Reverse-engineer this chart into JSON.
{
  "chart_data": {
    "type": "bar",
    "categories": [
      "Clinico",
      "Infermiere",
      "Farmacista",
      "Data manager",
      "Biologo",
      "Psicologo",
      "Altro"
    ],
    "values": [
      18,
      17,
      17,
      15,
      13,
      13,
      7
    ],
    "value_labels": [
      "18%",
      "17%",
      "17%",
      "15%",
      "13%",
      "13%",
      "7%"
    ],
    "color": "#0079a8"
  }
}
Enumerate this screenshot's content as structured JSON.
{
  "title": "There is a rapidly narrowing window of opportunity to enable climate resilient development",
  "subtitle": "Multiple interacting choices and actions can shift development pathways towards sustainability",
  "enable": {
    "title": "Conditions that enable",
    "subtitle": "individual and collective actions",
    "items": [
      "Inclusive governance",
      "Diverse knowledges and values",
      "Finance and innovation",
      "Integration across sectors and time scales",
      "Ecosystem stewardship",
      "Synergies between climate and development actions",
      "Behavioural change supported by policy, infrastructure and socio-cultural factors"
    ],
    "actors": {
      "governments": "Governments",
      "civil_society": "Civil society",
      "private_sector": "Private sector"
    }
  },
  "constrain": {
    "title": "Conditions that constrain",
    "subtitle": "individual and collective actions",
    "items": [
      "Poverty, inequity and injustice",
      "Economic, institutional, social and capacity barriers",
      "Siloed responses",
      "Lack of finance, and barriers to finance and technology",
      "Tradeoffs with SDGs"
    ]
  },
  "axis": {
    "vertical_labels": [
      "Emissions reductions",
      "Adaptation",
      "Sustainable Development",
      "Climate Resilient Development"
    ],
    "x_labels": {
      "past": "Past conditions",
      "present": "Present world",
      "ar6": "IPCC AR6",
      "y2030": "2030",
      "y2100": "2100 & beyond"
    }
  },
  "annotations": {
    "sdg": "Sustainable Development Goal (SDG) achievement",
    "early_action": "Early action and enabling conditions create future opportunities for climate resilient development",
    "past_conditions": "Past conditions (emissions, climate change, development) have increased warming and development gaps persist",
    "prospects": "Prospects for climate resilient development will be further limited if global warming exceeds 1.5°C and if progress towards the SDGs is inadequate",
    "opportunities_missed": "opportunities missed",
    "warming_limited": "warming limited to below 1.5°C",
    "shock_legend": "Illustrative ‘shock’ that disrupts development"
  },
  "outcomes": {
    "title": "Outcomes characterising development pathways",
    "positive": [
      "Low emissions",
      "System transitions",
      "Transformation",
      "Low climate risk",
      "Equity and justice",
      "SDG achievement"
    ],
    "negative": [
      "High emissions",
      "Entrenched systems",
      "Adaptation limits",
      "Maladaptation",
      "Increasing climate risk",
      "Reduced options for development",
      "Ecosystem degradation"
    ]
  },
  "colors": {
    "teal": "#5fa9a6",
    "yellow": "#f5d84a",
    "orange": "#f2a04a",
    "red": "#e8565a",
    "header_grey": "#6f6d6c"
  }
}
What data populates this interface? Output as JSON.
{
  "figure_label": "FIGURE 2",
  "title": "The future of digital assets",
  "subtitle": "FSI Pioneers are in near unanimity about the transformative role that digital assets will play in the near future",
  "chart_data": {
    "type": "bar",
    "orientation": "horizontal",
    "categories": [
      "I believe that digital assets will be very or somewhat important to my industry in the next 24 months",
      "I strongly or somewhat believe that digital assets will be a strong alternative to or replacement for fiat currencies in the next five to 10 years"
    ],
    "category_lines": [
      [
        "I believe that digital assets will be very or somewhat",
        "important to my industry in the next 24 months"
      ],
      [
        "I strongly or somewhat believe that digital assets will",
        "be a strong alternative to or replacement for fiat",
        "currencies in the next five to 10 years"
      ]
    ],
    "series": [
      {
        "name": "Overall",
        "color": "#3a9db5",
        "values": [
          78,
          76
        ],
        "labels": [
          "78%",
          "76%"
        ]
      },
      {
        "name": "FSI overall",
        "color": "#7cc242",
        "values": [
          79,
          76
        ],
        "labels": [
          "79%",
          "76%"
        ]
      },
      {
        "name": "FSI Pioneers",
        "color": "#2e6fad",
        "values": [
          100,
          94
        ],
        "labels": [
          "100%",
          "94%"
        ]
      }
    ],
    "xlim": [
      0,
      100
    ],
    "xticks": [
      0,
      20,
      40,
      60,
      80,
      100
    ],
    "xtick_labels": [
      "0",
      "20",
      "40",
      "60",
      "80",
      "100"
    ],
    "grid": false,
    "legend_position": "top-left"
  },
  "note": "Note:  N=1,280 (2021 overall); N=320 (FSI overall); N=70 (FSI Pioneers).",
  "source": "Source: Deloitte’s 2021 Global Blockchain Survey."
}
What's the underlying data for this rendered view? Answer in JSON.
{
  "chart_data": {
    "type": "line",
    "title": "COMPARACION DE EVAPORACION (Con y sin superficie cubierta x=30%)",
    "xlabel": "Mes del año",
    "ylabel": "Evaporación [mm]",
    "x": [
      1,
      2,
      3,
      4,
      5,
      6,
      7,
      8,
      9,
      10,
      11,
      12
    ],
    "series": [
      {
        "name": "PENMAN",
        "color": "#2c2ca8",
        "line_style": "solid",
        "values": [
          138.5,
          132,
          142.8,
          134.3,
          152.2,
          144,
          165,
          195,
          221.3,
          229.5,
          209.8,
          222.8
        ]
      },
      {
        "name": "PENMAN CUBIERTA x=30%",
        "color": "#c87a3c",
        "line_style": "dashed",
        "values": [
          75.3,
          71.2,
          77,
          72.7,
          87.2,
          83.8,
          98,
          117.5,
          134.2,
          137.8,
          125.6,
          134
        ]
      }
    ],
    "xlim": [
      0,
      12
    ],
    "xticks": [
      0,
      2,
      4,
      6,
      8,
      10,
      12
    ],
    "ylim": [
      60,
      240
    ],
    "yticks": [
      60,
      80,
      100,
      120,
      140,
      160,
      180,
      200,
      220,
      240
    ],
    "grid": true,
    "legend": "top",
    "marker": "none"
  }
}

******

◆ Stated exercise: Lines containing the word "replacement" are to be tallied; report only the total.

◆ Written reply: 2